▸ Request: Find every line of the listing below where "Layout" appears, and copy it.

▸ Entries shown:
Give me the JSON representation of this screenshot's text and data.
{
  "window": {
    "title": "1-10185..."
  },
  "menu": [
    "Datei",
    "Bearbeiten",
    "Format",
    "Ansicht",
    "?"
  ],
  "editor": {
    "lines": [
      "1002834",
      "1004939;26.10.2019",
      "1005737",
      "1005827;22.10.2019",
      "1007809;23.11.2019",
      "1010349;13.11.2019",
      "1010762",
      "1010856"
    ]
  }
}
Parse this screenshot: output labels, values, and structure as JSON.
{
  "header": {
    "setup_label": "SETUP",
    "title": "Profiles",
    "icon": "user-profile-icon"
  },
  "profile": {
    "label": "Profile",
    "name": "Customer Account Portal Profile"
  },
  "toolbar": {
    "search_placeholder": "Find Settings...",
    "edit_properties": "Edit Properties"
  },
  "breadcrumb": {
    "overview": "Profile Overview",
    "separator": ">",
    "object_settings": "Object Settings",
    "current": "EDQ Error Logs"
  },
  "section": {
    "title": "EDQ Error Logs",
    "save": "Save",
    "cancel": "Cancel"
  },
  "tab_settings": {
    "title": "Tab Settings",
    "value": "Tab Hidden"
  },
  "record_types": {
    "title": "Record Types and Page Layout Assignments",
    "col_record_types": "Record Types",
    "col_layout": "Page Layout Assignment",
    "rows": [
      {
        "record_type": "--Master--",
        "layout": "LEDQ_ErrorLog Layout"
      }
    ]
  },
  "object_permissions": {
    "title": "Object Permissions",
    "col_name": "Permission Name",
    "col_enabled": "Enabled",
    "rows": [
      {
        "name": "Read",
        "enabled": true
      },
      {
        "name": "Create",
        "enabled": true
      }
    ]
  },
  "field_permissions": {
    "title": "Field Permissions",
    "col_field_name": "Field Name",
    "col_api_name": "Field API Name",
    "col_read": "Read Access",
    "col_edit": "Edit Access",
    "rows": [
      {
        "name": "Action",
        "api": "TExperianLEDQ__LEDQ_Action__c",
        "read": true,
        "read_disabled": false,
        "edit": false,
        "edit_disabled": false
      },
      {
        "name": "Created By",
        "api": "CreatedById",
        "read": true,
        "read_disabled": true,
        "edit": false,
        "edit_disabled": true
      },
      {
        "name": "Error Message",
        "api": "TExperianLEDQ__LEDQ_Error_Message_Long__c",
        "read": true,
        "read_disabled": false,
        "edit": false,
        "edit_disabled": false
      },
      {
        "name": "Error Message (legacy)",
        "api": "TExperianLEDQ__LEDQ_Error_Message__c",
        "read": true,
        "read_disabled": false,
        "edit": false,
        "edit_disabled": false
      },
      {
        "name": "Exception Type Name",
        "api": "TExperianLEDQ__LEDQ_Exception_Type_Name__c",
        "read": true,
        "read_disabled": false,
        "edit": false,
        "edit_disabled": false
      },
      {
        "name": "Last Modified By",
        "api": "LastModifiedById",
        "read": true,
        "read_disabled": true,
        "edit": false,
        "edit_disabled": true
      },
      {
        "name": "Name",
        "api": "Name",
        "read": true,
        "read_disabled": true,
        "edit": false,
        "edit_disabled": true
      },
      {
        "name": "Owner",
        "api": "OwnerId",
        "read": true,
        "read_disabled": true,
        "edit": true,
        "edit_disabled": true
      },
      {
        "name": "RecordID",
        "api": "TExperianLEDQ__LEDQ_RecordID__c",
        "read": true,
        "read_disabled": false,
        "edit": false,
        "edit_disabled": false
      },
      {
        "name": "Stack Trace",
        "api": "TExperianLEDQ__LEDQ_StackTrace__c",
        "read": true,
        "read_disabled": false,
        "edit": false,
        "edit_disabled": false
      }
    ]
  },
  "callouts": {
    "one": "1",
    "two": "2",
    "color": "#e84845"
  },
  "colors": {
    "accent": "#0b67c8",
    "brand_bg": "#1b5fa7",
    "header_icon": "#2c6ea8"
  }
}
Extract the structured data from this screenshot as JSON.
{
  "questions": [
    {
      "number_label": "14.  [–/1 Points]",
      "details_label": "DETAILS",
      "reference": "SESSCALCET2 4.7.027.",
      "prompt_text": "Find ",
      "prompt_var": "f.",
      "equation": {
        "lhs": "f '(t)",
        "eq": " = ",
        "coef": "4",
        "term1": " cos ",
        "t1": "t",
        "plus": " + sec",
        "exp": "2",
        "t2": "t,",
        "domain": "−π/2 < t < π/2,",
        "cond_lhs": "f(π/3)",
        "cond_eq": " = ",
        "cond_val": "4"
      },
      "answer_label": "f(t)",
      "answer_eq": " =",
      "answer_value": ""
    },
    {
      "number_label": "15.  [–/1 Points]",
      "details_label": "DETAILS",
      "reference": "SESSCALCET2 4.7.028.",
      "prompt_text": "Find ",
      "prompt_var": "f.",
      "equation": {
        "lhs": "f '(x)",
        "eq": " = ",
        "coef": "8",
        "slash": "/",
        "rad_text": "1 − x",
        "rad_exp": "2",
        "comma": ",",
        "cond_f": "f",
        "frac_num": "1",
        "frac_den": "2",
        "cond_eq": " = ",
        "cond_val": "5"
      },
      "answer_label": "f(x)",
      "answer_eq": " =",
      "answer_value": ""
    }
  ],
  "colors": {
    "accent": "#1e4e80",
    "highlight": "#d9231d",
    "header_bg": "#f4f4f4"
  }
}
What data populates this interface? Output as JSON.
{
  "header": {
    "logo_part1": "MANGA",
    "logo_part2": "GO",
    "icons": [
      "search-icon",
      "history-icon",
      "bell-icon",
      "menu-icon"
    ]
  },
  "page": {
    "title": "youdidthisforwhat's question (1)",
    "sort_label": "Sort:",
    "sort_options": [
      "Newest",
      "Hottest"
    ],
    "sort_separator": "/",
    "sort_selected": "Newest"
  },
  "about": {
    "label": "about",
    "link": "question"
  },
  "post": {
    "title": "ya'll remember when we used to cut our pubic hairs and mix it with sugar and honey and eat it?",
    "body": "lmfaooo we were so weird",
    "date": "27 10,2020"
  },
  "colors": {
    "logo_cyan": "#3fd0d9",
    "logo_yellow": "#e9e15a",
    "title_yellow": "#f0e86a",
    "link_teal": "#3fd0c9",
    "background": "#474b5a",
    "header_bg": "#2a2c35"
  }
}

▸ Output of the task:
    "title": "Record Types and Page Layout Assignments",
    "col_layout": "Page Layout Assignment",
        "layout": "LEDQ_ErrorLog Layout"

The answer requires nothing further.